_Do this_
Return all lines where the word "Dividends" can be found.

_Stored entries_
----
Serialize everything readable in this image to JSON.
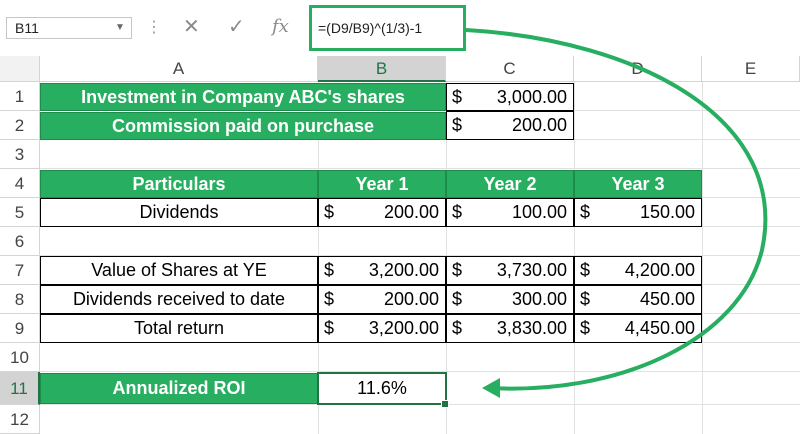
{
  "name_box": {
    "value": "B11"
  },
  "formula_bar": {
    "value": "=(D9/B9)^(1/3)-1"
  },
  "icons": {
    "cancel": "close-icon",
    "enter": "check-icon",
    "function": "fx-icon"
  },
  "columns": [
    "A",
    "B",
    "C",
    "D",
    "E"
  ],
  "rows": [
    "1",
    "2",
    "3",
    "4",
    "5",
    "6",
    "7",
    "8",
    "9",
    "10",
    "11",
    "12"
  ],
  "colors": {
    "accent": "#27ae60",
    "selection": "#217346"
  },
  "cells": {
    "A1": "Investment in Company ABC's shares",
    "C1_cur": "$",
    "C1_amt": "3,000.00",
    "A2": "Commission paid on purchase",
    "C2_cur": "$",
    "C2_amt": "200.00",
    "A4": "Particulars",
    "B4": "Year 1",
    "C4": "Year 2",
    "D4": "Year 3",
    "A5": "Dividends",
    "B5_cur": "$",
    "B5_amt": "200.00",
    "C5_cur": "$",
    "C5_amt": "100.00",
    "D5_cur": "$",
    "D5_amt": "150.00",
    "A7": "Value of Shares at YE",
    "B7_cur": "$",
    "B7_amt": "3,200.00",
    "C7_cur": "$",
    "C7_amt": "3,730.00",
    "D7_cur": "$",
    "D7_amt": "4,200.00",
    "A8": "Dividends received to date",
    "B8_cur": "$",
    "B8_amt": "200.00",
    "C8_cur": "$",
    "C8_amt": "300.00",
    "D8_cur": "$",
    "D8_amt": "450.00",
    "A9": "Total return",
    "B9_cur": "$",
    "B9_amt": "3,200.00",
    "C9_cur": "$",
    "C9_amt": "3,830.00",
    "D9_cur": "$",
    "D9_amt": "4,450.00",
    "A11": "Annualized ROI",
    "B11": "11.6%"
  }
}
----
_Full solution_
    "A5": "Dividends",
    "A8": "Dividends received to date",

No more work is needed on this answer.